What the task asks = List each line of the data that holds the word "Правительства".

Dataset records =
begin
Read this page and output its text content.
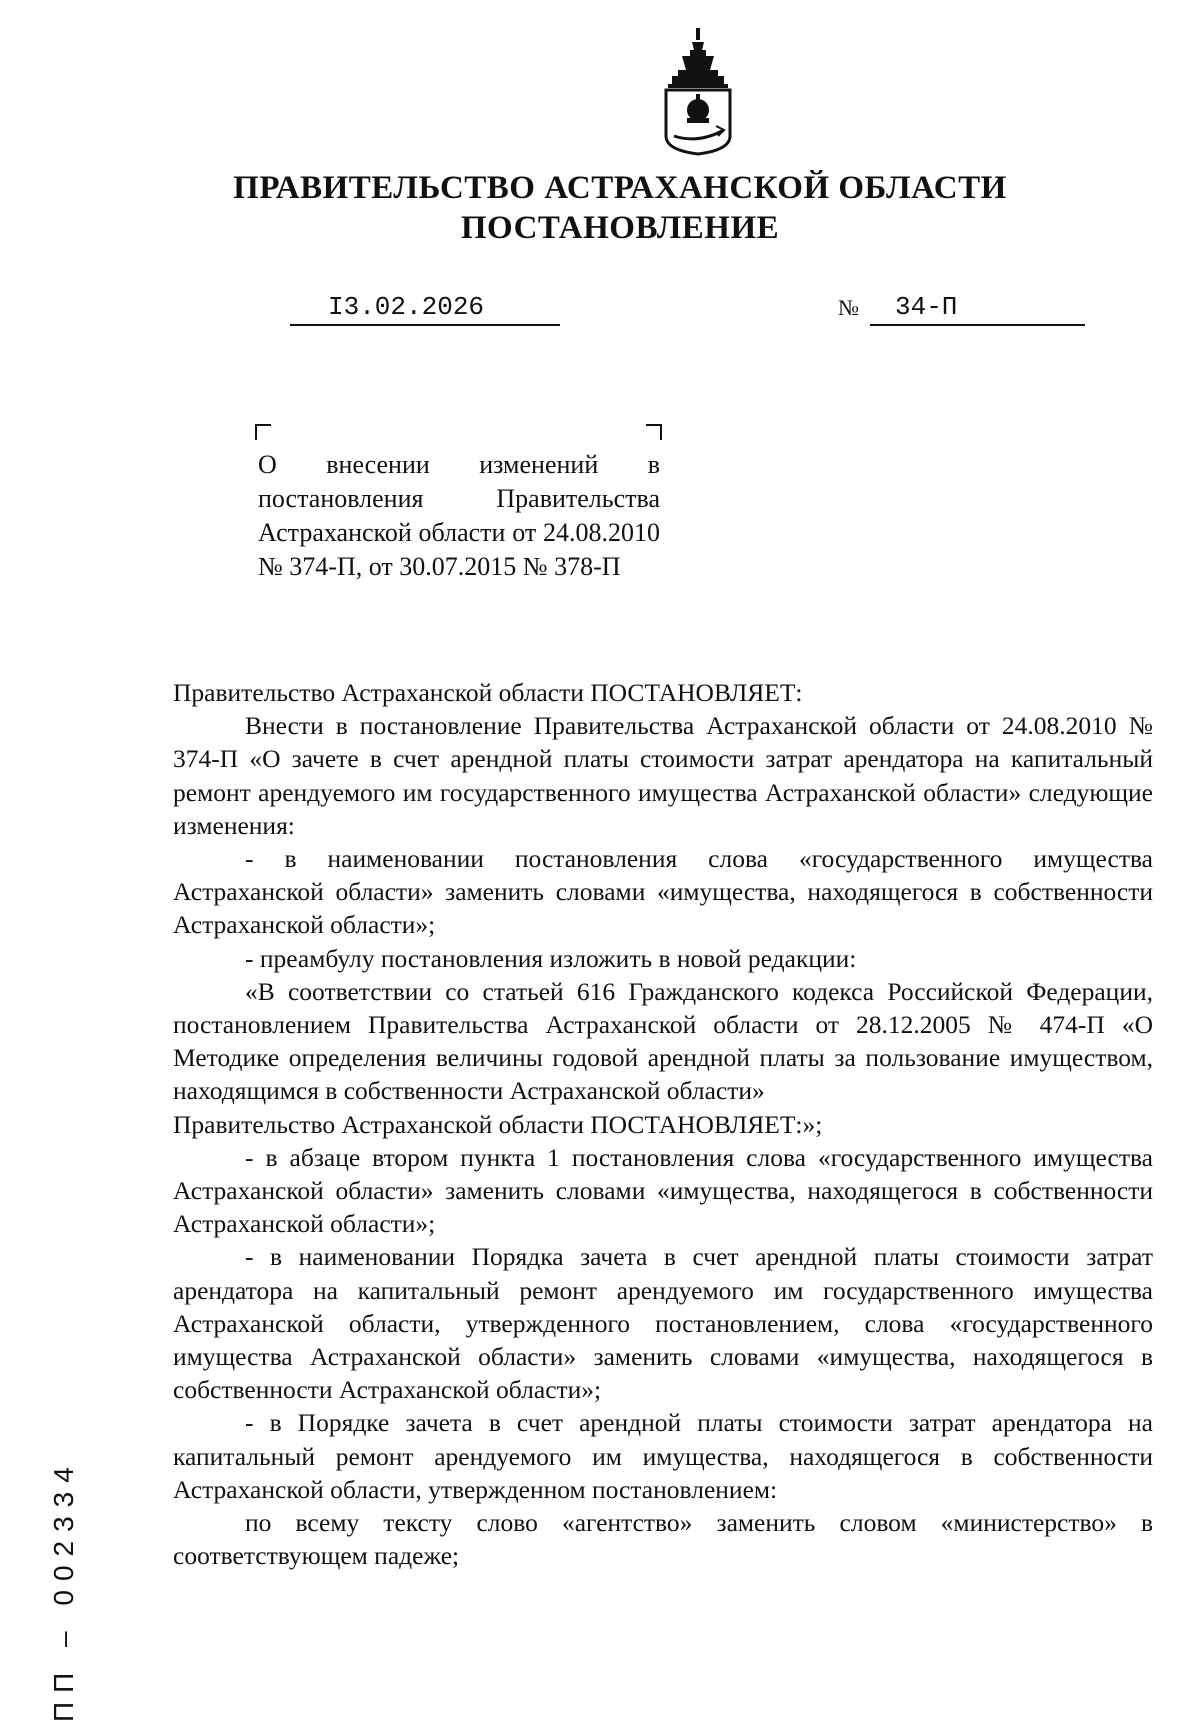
ПРАВИТЕЛЬСТВО АСТРАХАНСКОЙ ОБЛАСТИ
ПОСТАНОВЛЕНИЕ
I3.02.2026	№ 34-П
О внесении изменений в постановления Правительства Астраханской области от 24.08.2010 № 374-П, от 30.07.2015 № 378-П

Правительство Астраханской области ПОСТАНОВЛЯЕТ:

Внести в постановление Правительства Астраханской области от 24.08.2010 № 374-П «О зачете в счет арендной платы стоимости затрат арендатора на капитальный ремонт арендуемого им государственного имущества Астраханской области» следующие изменения:

- в наименовании постановления слова «государственного имущества Астраханской области» заменить словами «имущества, находящегося в собственности Астраханской области»;

- преамбулу постановления изложить в новой редакции:

«В соответствии со статьей 616 Гражданского кодекса Российской Федерации, постановлением Правительства Астраханской области от 28.12.2005 № 474-П «О Методике определения величины годовой арендной платы за пользование имуществом, находящимся в собственности Астраханской области»

Правительство Астраханской области ПОСТАНОВЛЯЕТ:»;

- в абзаце втором пункта 1 постановления слова «государственного имущества Астраханской области» заменить словами «имущества, находящегося в собственности Астраханской области»;

- в наименовании Порядка зачета в счет арендной платы стоимости затрат арендатора на капитальный ремонт арендуемого им государственного имущества Астраханской области, утвержденного постановлением, слова «государственного имущества Астраханской области» заменить словами «имущества, находящегося в собственности Астраханской области»;

- в Порядке зачета в счет арендной платы стоимости затрат арендатора на капитальный ремонт арендуемого им имущества, находящегося в собственности Астраханской области, утвержденном постановлением:

по всему тексту слово «агентство» заменить словом «министерство» в соответствующем падеже;

ПП – 002334
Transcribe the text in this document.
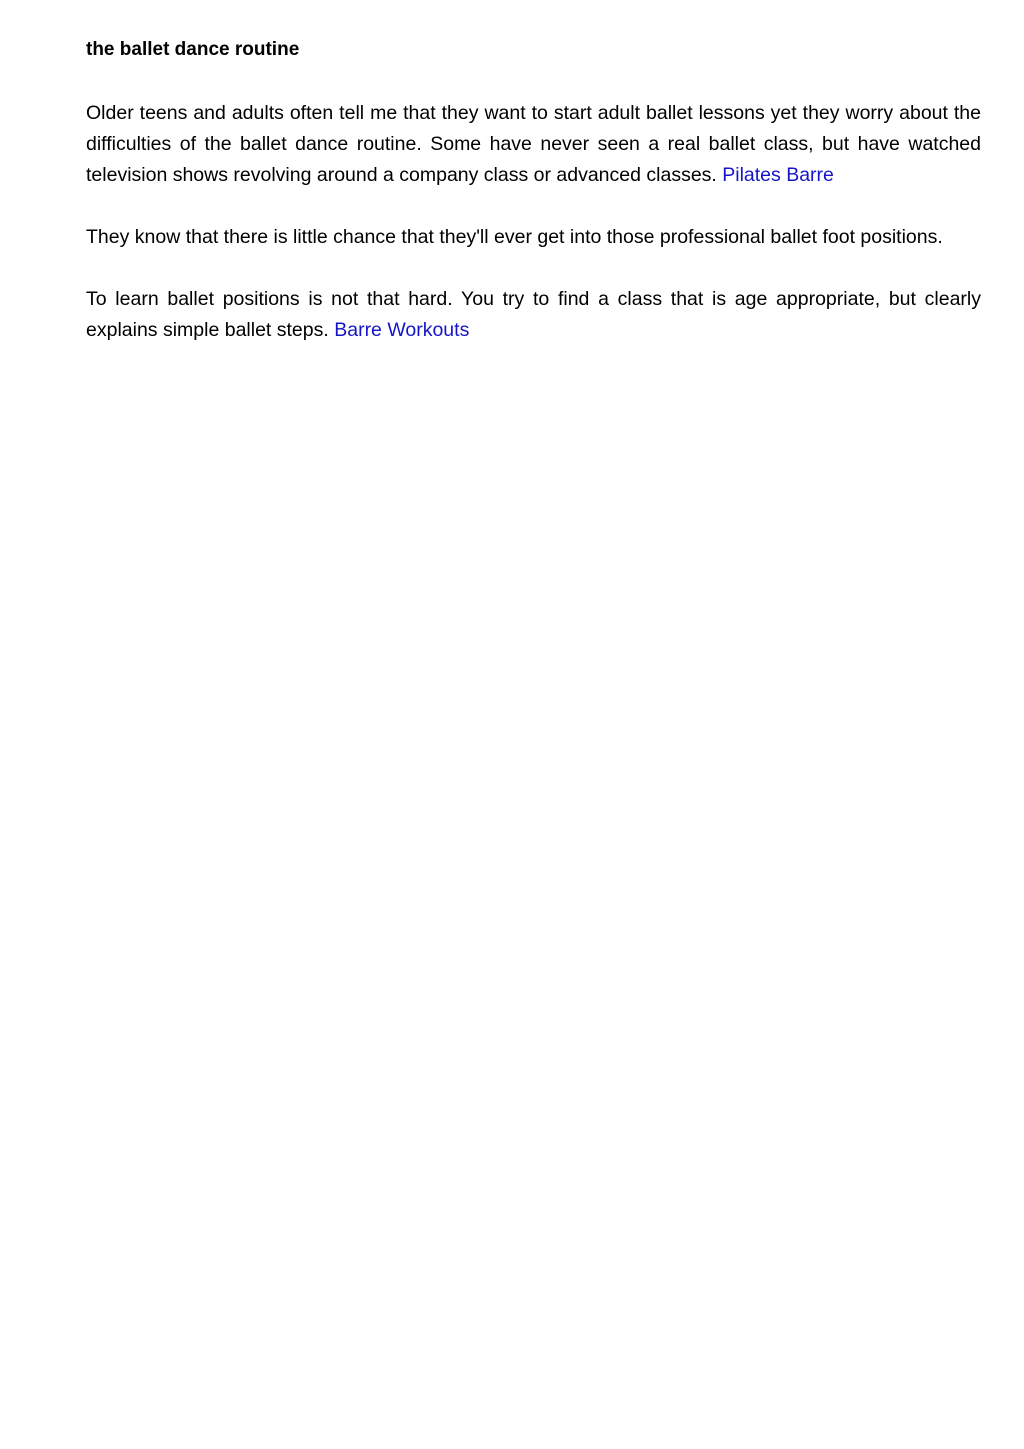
the ballet dance routine

Older teens and adults often tell me that they want to start adult ballet lessons yet they worry about the difficulties of the ballet dance routine. Some have never seen a real ballet class, but have watched television shows revolving around a company class or advanced classes. Pilates Barre

They know that there is little chance that they'll ever get into those professional ballet foot positions.

To learn ballet positions is not that hard. You try to find a class that is age appropriate, but clearly explains simple ballet steps. Barre Workouts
end
Final result =
О внесении изменений в постановления Правительства Астраханской области от 24.08.2010 № 374-П, от 30.07.2015 № 378-П
Внести в постановление Правительства Астраханской области от 24.08.2010 № 374-П «О зачете в счет арендной платы стоимости затрат арендатора на капитальный ремонт арендуемого им государственного имущества Астраханской области» следующие изменения:
«В соответствии со статьей 616 Гражданского кодекса Российской Федерации, постановлением Правительства Астраханской области от 28.12.2005 № 474-П «О Методике определения величины годовой арендной платы за пользование имуществом, находящимся в собственности Астраханской области»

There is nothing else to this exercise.